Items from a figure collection
# # # # # # #

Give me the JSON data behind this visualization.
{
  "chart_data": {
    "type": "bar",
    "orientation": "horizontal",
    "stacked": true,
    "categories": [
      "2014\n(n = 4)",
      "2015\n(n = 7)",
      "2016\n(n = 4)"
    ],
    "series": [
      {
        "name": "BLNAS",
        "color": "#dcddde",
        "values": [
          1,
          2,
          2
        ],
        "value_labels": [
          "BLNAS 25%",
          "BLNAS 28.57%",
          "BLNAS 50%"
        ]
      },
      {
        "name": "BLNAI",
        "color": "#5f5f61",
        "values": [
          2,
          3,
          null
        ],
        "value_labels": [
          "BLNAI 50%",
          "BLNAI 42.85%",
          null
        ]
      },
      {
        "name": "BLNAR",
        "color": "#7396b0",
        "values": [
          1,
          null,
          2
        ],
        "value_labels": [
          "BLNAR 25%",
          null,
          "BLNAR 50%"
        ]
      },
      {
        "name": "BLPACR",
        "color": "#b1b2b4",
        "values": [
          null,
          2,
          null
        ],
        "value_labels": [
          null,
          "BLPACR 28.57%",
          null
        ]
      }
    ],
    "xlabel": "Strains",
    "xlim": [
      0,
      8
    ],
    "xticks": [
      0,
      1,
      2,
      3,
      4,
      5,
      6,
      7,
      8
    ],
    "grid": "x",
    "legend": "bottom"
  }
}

# # # # # # #

# PROMPT:
Give only the number of lines in the data that hold the string "BLNAS".

# PROBLEM SOLUTION:
4